Reproduce the records that follow in full, excluding any picture they contain.

▶ _STORED RECORDS_:
****

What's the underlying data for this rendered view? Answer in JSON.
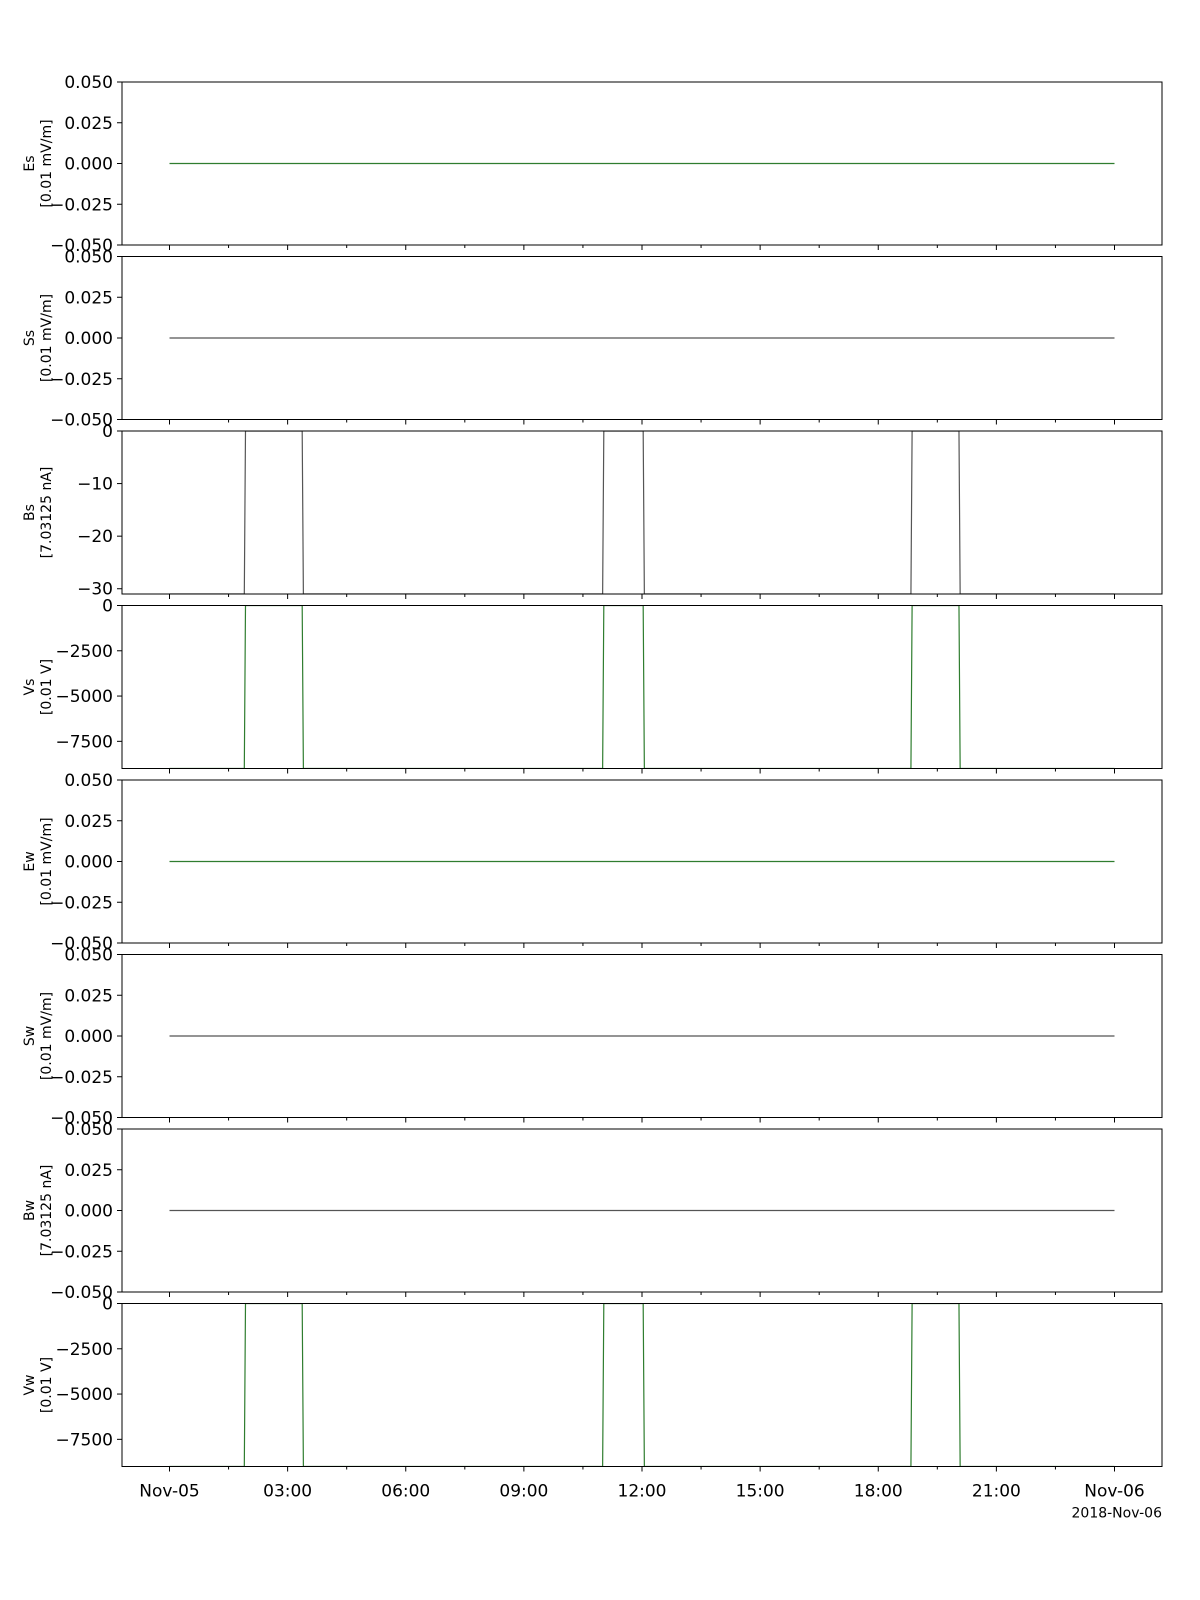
{
  "chart_data": {
    "type": "line",
    "x_axis": {
      "start": "2018-11-05 00:00",
      "end": "2018-11-06 00:00",
      "tick_hours": [
        0,
        3,
        6,
        9,
        12,
        15,
        18,
        21,
        24
      ],
      "tick_labels": [
        "Nov-05",
        "03:00",
        "06:00",
        "09:00",
        "12:00",
        "15:00",
        "18:00",
        "21:00",
        "Nov-06"
      ],
      "minor_tick_hours": [
        1.5,
        4.5,
        7.5,
        10.5,
        13.5,
        16.5,
        19.5,
        22.5
      ],
      "offset_label": "2018-Nov-06"
    },
    "panels": [
      {
        "name": "Es",
        "ylabel": [
          "Es",
          "[0.01 mV/m]"
        ],
        "color": "#2f7d2f",
        "ylim": [
          -0.05,
          0.05
        ],
        "yticks": [
          0.05,
          0.025,
          0,
          -0.025,
          -0.05
        ],
        "ytick_labels": [
          "0.050",
          "0.025",
          "0.000",
          "−0.025",
          "−0.050"
        ],
        "x_hours": [
          0,
          24
        ],
        "y": [
          0,
          0
        ]
      },
      {
        "name": "Ss",
        "ylabel": [
          "Ss",
          "[0.01 mV/m]"
        ],
        "color": "#555555",
        "ylim": [
          -0.05,
          0.05
        ],
        "yticks": [
          0.05,
          0.025,
          0,
          -0.025,
          -0.05
        ],
        "ytick_labels": [
          "0.050",
          "0.025",
          "0.000",
          "−0.025",
          "−0.050"
        ],
        "x_hours": [
          0,
          24
        ],
        "y": [
          0,
          0
        ]
      },
      {
        "name": "Bs",
        "ylabel": [
          "Bs",
          "[7.03125 nA]"
        ],
        "color": "#555555",
        "ylim": [
          -31,
          0
        ],
        "yticks": [
          0,
          -10,
          -20,
          -30
        ],
        "ytick_labels": [
          "0",
          "−10",
          "−20",
          "−30"
        ],
        "x_hours": [
          0,
          1.9,
          1.93,
          3.37,
          3.4,
          11.0,
          11.03,
          12.03,
          12.06,
          18.83,
          18.86,
          20.05,
          20.08,
          24
        ],
        "y": [
          -31,
          -31,
          0,
          0,
          -31,
          -31,
          0,
          0,
          -31,
          -31,
          0,
          0,
          -31,
          -31
        ]
      },
      {
        "name": "Vs",
        "ylabel": [
          "Vs",
          "[0.01 V]"
        ],
        "color": "#2f7d2f",
        "ylim": [
          -9000,
          0
        ],
        "yticks": [
          0,
          -2500,
          -5000,
          -7500
        ],
        "ytick_labels": [
          "0",
          "−2500",
          "−5000",
          "−7500"
        ],
        "x_hours": [
          0,
          1.9,
          1.93,
          3.37,
          3.4,
          11.0,
          11.03,
          12.03,
          12.06,
          18.83,
          18.86,
          20.05,
          20.08,
          24
        ],
        "y": [
          -9000,
          -9000,
          0,
          0,
          -9000,
          -9000,
          0,
          0,
          -9000,
          -9000,
          0,
          0,
          -9000,
          -9000
        ]
      },
      {
        "name": "Ew",
        "ylabel": [
          "Ew",
          "[0.01 mV/m]"
        ],
        "color": "#2f7d2f",
        "ylim": [
          -0.05,
          0.05
        ],
        "yticks": [
          0.05,
          0.025,
          0,
          -0.025,
          -0.05
        ],
        "ytick_labels": [
          "0.050",
          "0.025",
          "0.000",
          "−0.025",
          "−0.050"
        ],
        "x_hours": [
          0,
          24
        ],
        "y": [
          0,
          0
        ]
      },
      {
        "name": "Sw",
        "ylabel": [
          "Sw",
          "[0.01 mV/m]"
        ],
        "color": "#555555",
        "ylim": [
          -0.05,
          0.05
        ],
        "yticks": [
          0.05,
          0.025,
          0,
          -0.025,
          -0.05
        ],
        "ytick_labels": [
          "0.050",
          "0.025",
          "0.000",
          "−0.025",
          "−0.050"
        ],
        "x_hours": [
          0,
          24
        ],
        "y": [
          0,
          0
        ]
      },
      {
        "name": "Bw",
        "ylabel": [
          "Bw",
          "[7.03125 nA]"
        ],
        "color": "#555555",
        "ylim": [
          -0.05,
          0.05
        ],
        "yticks": [
          0.05,
          0.025,
          0,
          -0.025,
          -0.05
        ],
        "ytick_labels": [
          "0.050",
          "0.025",
          "0.000",
          "−0.025",
          "−0.050"
        ],
        "x_hours": [
          0,
          24
        ],
        "y": [
          0,
          0
        ]
      },
      {
        "name": "Vw",
        "ylabel": [
          "Vw",
          "[0.01 V]"
        ],
        "color": "#2f7d2f",
        "ylim": [
          -9000,
          0
        ],
        "yticks": [
          0,
          -2500,
          -5000,
          -7500
        ],
        "ytick_labels": [
          "0",
          "−2500",
          "−5000",
          "−7500"
        ],
        "x_hours": [
          0,
          1.9,
          1.93,
          3.37,
          3.4,
          11.0,
          11.03,
          12.03,
          12.06,
          18.83,
          18.86,
          20.05,
          20.08,
          24
        ],
        "y": [
          -9000,
          -9000,
          0,
          0,
          -9000,
          -9000,
          0,
          0,
          -9000,
          -9000,
          0,
          0,
          -9000,
          -9000
        ]
      }
    ]
  }
}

****

▶ _TASK ANSWER_:
What's the underlying data for this rendered view? Answer in JSON.
{
  "chart_data": {
    "type": "line",
    "x_axis": {
      "start": "2018-11-05 00:00",
      "end": "2018-11-06 00:00",
      "tick_hours": [
        0,
        3,
        6,
        9,
        12,
        15,
        18,
        21,
        24
      ],
      "tick_labels": [
        "Nov-05",
        "03:00",
        "06:00",
        "09:00",
        "12:00",
        "15:00",
        "18:00",
        "21:00",
        "Nov-06"
      ],
      "minor_tick_hours": [
        1.5,
        4.5,
        7.5,
        10.5,
        13.5,
        16.5,
        19.5,
        22.5
      ],
      "offset_label": "2018-Nov-06"
    },
    "panels": [
      {
        "name": "Es",
        "ylabel": [
          "Es",
          "[0.01 mV/m]"
        ],
        "color": "#2f7d2f",
        "ylim": [
          -0.05,
          0.05
        ],
        "yticks": [
          0.05,
          0.025,
          0,
          -0.025,
          -0.05
        ],
        "ytick_labels": [
          "0.050",
          "0.025",
          "0.000",
          "−0.025",
          "−0.050"
        ],
        "x_hours": [
          0,
          24
        ],
        "y": [
          0,
          0
        ]
      },
      {
        "name": "Ss",
        "ylabel": [
          "Ss",
          "[0.01 mV/m]"
        ],
        "color": "#555555",
        "ylim": [
          -0.05,
          0.05
        ],
        "yticks": [
          0.05,
          0.025,
          0,
          -0.025,
          -0.05
        ],
        "ytick_labels": [
          "0.050",
          "0.025",
          "0.000",
          "−0.025",
          "−0.050"
        ],
        "x_hours": [
          0,
          24
        ],
        "y": [
          0,
          0
        ]
      },
      {
        "name": "Bs",
        "ylabel": [
          "Bs",
          "[7.03125 nA]"
        ],
        "color": "#555555",
        "ylim": [
          -31,
          0
        ],
        "yticks": [
          0,
          -10,
          -20,
          -30
        ],
        "ytick_labels": [
          "0",
          "−10",
          "−20",
          "−30"
        ],
        "x_hours": [
          0,
          1.9,
          1.93,
          3.37,
          3.4,
          11.0,
          11.03,
          12.03,
          12.06,
          18.83,
          18.86,
          20.05,
          20.08,
          24
        ],
        "y": [
          -31,
          -31,
          0,
          0,
          -31,
          -31,
          0,
          0,
          -31,
          -31,
          0,
          0,
          -31,
          -31
        ]
      },
      {
        "name": "Vs",
        "ylabel": [
          "Vs",
          "[0.01 V]"
        ],
        "color": "#2f7d2f",
        "ylim": [
          -9000,
          0
        ],
        "yticks": [
          0,
          -2500,
          -5000,
          -7500
        ],
        "ytick_labels": [
          "0",
          "−2500",
          "−5000",
          "−7500"
        ],
        "x_hours": [
          0,
          1.9,
          1.93,
          3.37,
          3.4,
          11.0,
          11.03,
          12.03,
          12.06,
          18.83,
          18.86,
          20.05,
          20.08,
          24
        ],
        "y": [
          -9000,
          -9000,
          0,
          0,
          -9000,
          -9000,
          0,
          0,
          -9000,
          -9000,
          0,
          0,
          -9000,
          -9000
        ]
      },
      {
        "name": "Ew",
        "ylabel": [
          "Ew",
          "[0.01 mV/m]"
        ],
        "color": "#2f7d2f",
        "ylim": [
          -0.05,
          0.05
        ],
        "yticks": [
          0.05,
          0.025,
          0,
          -0.025,
          -0.05
        ],
        "ytick_labels": [
          "0.050",
          "0.025",
          "0.000",
          "−0.025",
          "−0.050"
        ],
        "x_hours": [
          0,
          24
        ],
        "y": [
          0,
          0
        ]
      },
      {
        "name": "Sw",
        "ylabel": [
          "Sw",
          "[0.01 mV/m]"
        ],
        "color": "#555555",
        "ylim": [
          -0.05,
          0.05
        ],
        "yticks": [
          0.05,
          0.025,
          0,
          -0.025,
          -0.05
        ],
        "ytick_labels": [
          "0.050",
          "0.025",
          "0.000",
          "−0.025",
          "−0.050"
        ],
        "x_hours": [
          0,
          24
        ],
        "y": [
          0,
          0
        ]
      },
      {
        "name": "Bw",
        "ylabel": [
          "Bw",
          "[7.03125 nA]"
        ],
        "color": "#555555",
        "ylim": [
          -0.05,
          0.05
        ],
        "yticks": [
          0.05,
          0.025,
          0,
          -0.025,
          -0.05
        ],
        "ytick_labels": [
          "0.050",
          "0.025",
          "0.000",
          "−0.025",
          "−0.050"
        ],
        "x_hours": [
          0,
          24
        ],
        "y": [
          0,
          0
        ]
      },
      {
        "name": "Vw",
        "ylabel": [
          "Vw",
          "[0.01 V]"
        ],
        "color": "#2f7d2f",
        "ylim": [
          -9000,
          0
        ],
        "yticks": [
          0,
          -2500,
          -5000,
          -7500
        ],
        "ytick_labels": [
          "0",
          "−2500",
          "−5000",
          "−7500"
        ],
        "x_hours": [
          0,
          1.9,
          1.93,
          3.37,
          3.4,
          11.0,
          11.03,
          12.03,
          12.06,
          18.83,
          18.86,
          20.05,
          20.08,
          24
        ],
        "y": [
          -9000,
          -9000,
          0,
          0,
          -9000,
          -9000,
          0,
          0,
          -9000,
          -9000,
          0,
          0,
          -9000,
          -9000
        ]
      }
    ]
  }
}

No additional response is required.